### INSTRUCTION
Copy each line below in which the string "Thai" occurs.

.....

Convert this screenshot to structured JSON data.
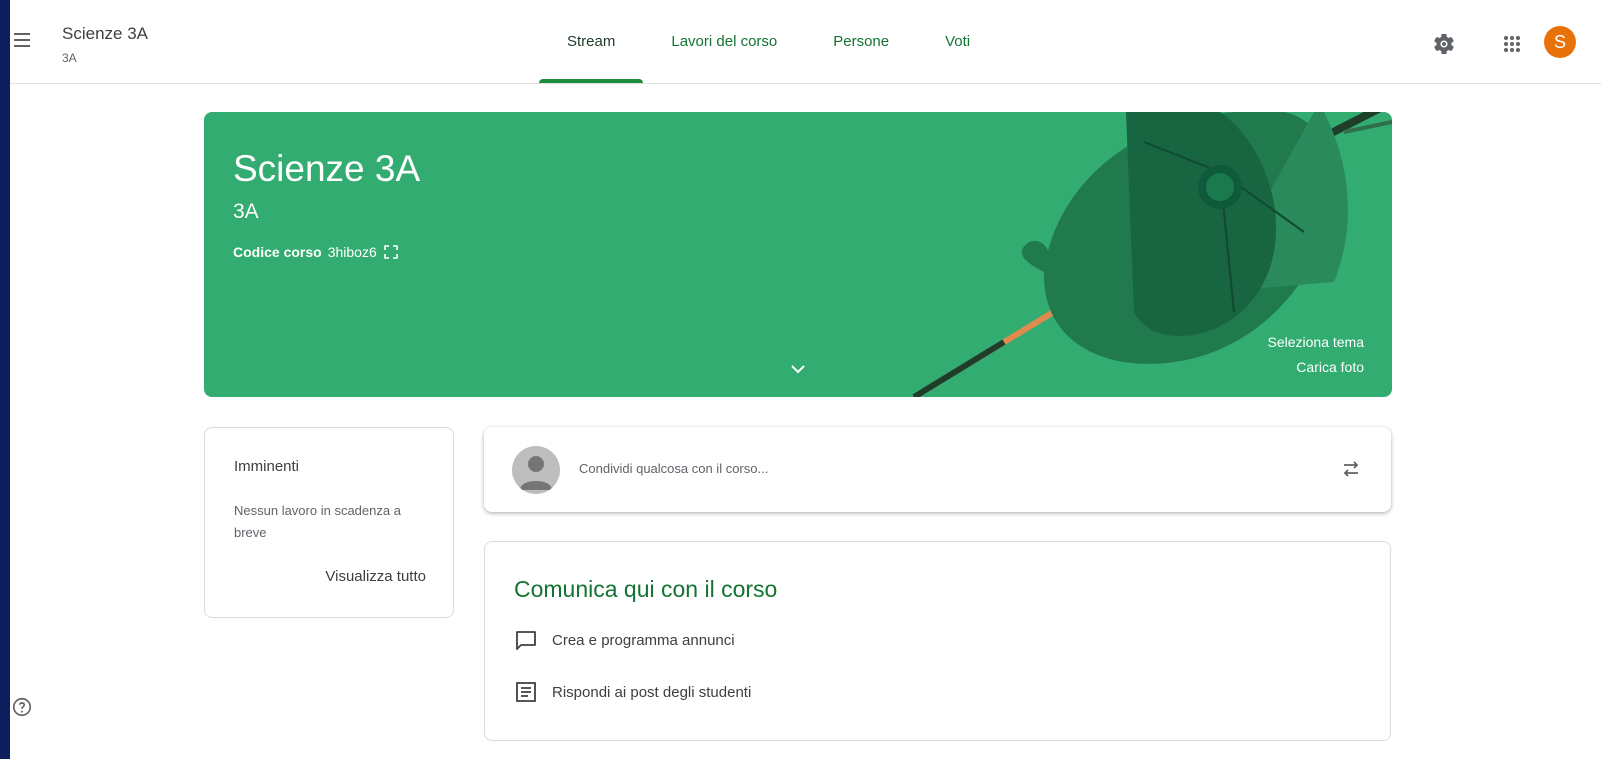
{
  "header": {
    "class_title": "Scienze 3A",
    "class_section": "3A",
    "tabs": [
      {
        "label": "Stream",
        "active": true
      },
      {
        "label": "Lavori del corso",
        "active": false
      },
      {
        "label": "Persone",
        "active": false
      },
      {
        "label": "Voti",
        "active": false
      }
    ],
    "avatar_letter": "S",
    "avatar_color": "#e8710a",
    "icons": [
      "menu-icon",
      "gear-icon",
      "apps-grid-icon"
    ]
  },
  "banner": {
    "title": "Scienze 3A",
    "section": "3A",
    "code_label": "Codice corso",
    "code_value": "3hiboz6",
    "select_theme": "Seleziona tema",
    "upload_photo": "Carica foto",
    "color": "#33ac71"
  },
  "upcoming": {
    "title": "Imminenti",
    "empty_text": "Nessun lavoro in scadenza a breve",
    "view_all": "Visualizza tutto"
  },
  "share": {
    "placeholder": "Condividi qualcosa con il corso..."
  },
  "communicate": {
    "title": "Comunica qui con il corso",
    "items": [
      {
        "label": "Crea e programma annunci",
        "icon": "chat-bubble-icon"
      },
      {
        "label": "Rispondi ai post degli studenti",
        "icon": "message-lines-icon"
      }
    ]
  },
  "theme": {
    "accent_green": "#137333",
    "indicator_green": "#1e8e3e",
    "outer_background": "#0d1e5c"
  }
}
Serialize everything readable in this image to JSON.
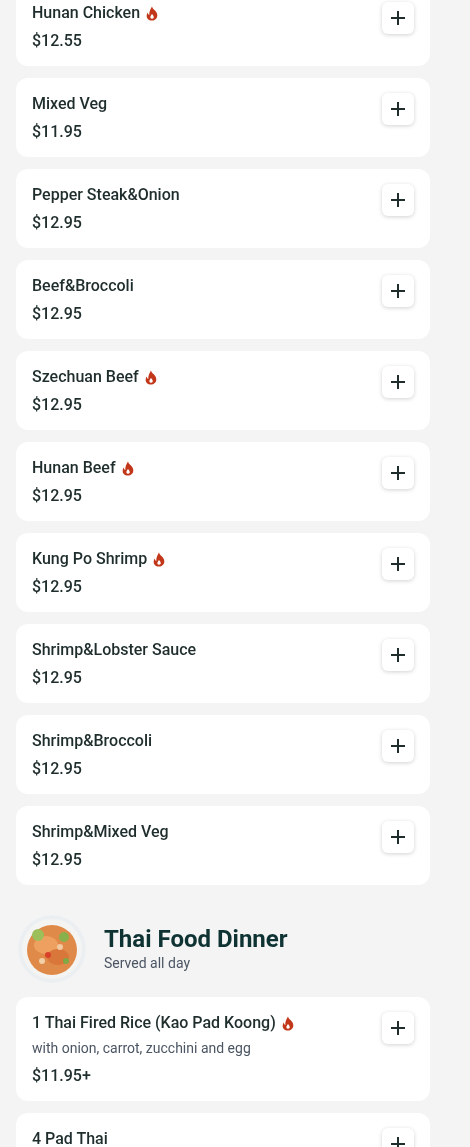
{
  "items": [
    {
      "name": "Hunan Chicken",
      "spicy": true,
      "price": "$12.55"
    },
    {
      "name": "Mixed Veg",
      "spicy": false,
      "price": "$11.95"
    },
    {
      "name": "Pepper Steak&Onion",
      "spicy": false,
      "price": "$12.95"
    },
    {
      "name": "Beef&Broccoli",
      "spicy": false,
      "price": "$12.95"
    },
    {
      "name": "Szechuan Beef",
      "spicy": true,
      "price": "$12.95"
    },
    {
      "name": "Hunan Beef",
      "spicy": true,
      "price": "$12.95"
    },
    {
      "name": "Kung Po Shrimp",
      "spicy": true,
      "price": "$12.95"
    },
    {
      "name": "Shrimp&Lobster Sauce",
      "spicy": false,
      "price": "$12.95"
    },
    {
      "name": "Shrimp&Broccoli",
      "spicy": false,
      "price": "$12.95"
    },
    {
      "name": "Shrimp&Mixed Veg",
      "spicy": false,
      "price": "$12.95"
    }
  ],
  "section": {
    "title": "Thai Food Dinner",
    "subtitle": "Served all day",
    "items": [
      {
        "name": "1 Thai Fired Rice (Kao Pad Koong)",
        "spicy": true,
        "description": "with onion, carrot, zucchini and egg",
        "price": "$11.95+"
      },
      {
        "name": "4 Pad Thai",
        "spicy": false
      }
    ]
  }
}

.....

### RESULT OF THE EXERCISE
    "title": "Thai Food Dinner",
        "name": "1 Thai Fired Rice (Kao Pad Koong)",
        "name": "4 Pad Thai",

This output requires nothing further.